Exercise: Go through the material and pull out every line with the string "this" in it.

Given records:
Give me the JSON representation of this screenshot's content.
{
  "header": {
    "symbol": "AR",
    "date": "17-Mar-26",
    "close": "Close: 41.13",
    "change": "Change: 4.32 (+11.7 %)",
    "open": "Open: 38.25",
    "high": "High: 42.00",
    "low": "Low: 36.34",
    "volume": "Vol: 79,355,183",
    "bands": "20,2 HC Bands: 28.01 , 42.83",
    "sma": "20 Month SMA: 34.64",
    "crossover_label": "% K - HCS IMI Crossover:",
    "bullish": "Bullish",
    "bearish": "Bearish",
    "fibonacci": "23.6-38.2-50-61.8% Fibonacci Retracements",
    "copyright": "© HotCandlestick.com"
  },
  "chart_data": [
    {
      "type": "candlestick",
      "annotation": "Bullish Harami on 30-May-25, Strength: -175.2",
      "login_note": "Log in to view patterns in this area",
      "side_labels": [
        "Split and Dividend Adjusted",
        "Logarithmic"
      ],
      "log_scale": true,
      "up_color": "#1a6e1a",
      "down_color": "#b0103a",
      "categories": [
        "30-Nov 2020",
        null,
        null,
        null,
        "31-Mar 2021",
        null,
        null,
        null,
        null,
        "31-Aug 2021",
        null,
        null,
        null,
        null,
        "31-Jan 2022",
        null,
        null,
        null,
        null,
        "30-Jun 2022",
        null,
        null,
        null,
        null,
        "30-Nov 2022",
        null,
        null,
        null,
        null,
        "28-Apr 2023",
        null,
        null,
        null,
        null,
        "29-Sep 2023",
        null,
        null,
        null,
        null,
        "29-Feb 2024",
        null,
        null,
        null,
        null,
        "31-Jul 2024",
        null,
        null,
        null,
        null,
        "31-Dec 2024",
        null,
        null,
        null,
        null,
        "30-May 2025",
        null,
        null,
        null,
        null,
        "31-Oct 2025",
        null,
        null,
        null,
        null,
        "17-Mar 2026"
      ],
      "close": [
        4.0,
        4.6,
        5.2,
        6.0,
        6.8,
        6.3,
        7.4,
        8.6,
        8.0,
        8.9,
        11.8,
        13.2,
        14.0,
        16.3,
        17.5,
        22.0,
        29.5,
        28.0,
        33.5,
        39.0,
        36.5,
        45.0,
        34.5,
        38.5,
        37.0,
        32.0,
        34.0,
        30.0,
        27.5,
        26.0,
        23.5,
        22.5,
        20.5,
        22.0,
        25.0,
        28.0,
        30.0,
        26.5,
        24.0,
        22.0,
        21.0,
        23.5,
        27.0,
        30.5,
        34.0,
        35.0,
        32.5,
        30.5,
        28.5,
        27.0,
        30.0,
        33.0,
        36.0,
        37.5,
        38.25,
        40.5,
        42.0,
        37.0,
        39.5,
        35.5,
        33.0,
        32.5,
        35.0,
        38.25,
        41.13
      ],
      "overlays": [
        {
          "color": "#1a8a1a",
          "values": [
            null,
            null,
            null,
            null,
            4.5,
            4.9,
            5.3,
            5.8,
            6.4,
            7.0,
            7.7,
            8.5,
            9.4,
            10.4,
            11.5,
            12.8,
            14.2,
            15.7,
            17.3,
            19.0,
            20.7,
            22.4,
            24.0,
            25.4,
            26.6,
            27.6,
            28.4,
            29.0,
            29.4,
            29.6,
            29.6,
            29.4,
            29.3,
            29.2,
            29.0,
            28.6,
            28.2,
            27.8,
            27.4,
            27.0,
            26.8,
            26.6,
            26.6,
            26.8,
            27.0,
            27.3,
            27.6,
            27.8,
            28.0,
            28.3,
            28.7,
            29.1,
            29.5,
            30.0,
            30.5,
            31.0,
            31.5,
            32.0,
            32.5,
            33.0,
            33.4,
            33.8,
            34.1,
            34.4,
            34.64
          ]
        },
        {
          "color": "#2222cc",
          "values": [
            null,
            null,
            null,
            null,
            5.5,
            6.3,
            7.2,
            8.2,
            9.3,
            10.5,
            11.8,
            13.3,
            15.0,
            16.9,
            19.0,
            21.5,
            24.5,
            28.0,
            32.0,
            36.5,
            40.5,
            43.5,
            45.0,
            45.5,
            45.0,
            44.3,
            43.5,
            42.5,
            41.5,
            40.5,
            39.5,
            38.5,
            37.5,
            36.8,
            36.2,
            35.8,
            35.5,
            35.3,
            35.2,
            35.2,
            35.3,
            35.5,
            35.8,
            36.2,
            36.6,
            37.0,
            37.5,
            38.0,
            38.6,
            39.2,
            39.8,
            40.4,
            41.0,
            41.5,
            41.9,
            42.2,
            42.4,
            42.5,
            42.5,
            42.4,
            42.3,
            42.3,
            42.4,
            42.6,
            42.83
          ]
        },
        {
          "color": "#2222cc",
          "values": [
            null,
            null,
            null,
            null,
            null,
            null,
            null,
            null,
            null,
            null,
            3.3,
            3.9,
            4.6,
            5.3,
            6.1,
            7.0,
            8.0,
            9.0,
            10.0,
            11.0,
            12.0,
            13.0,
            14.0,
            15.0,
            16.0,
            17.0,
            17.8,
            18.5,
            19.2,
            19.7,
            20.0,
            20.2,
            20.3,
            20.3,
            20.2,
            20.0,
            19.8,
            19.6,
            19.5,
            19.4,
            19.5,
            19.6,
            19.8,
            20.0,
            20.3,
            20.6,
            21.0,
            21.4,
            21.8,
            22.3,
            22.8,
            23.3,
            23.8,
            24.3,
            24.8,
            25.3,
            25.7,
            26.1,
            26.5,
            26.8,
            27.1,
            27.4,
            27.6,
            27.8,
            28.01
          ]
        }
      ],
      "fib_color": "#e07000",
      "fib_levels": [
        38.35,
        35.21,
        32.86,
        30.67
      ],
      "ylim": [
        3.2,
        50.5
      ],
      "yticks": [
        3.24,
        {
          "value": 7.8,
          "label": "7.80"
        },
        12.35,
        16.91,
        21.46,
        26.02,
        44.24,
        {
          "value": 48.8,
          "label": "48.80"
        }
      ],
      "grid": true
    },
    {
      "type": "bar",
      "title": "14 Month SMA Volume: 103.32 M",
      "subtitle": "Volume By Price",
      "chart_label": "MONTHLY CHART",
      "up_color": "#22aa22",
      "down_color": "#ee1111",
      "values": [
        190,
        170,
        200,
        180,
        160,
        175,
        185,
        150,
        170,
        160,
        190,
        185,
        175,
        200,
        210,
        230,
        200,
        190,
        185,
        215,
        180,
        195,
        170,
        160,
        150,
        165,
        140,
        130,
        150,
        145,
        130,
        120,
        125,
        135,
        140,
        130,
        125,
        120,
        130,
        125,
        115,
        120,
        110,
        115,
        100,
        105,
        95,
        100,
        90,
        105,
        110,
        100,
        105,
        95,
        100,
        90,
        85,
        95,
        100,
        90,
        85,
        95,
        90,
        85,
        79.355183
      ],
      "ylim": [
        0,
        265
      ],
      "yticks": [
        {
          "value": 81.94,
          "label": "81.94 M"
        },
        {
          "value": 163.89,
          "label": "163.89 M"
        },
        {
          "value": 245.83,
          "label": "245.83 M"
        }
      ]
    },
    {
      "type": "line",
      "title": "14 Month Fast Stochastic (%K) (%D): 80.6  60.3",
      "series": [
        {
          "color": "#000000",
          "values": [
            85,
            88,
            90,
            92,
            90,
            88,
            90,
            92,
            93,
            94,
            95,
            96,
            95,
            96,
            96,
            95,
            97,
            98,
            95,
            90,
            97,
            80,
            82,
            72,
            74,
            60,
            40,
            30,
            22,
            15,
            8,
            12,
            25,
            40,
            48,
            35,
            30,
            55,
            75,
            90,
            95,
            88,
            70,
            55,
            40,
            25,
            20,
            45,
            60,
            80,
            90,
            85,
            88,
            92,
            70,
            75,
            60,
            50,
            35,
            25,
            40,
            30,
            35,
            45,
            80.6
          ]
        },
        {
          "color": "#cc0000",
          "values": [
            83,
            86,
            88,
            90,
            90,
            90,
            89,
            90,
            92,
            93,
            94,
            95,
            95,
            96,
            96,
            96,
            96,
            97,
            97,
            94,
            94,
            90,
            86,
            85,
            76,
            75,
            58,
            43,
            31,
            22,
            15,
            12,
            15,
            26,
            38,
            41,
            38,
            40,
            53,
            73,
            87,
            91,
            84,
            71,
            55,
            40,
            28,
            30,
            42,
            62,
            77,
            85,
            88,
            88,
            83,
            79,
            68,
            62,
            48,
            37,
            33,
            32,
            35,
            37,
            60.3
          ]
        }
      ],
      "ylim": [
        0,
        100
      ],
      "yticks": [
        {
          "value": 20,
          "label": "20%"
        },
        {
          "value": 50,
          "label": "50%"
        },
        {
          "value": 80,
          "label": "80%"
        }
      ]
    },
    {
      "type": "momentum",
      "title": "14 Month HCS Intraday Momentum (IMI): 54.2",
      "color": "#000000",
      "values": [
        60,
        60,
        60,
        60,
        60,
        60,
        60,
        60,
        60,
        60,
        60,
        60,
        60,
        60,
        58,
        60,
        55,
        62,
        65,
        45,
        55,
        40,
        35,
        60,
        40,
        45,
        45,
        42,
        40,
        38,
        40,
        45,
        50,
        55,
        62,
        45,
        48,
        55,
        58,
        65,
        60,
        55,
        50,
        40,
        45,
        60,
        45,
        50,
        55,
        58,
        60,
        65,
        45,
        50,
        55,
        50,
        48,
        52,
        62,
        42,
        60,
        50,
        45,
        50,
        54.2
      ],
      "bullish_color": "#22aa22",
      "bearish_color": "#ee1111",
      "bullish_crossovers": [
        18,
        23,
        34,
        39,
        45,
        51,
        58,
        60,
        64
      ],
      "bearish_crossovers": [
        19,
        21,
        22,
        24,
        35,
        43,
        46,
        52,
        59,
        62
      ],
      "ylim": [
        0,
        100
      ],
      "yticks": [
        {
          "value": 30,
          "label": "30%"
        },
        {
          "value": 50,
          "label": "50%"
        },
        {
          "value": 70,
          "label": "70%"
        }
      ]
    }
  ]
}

Written answer:
Give me the JSON representation of this screenshot's content.
      "login_note": "Log in to view patterns in this area",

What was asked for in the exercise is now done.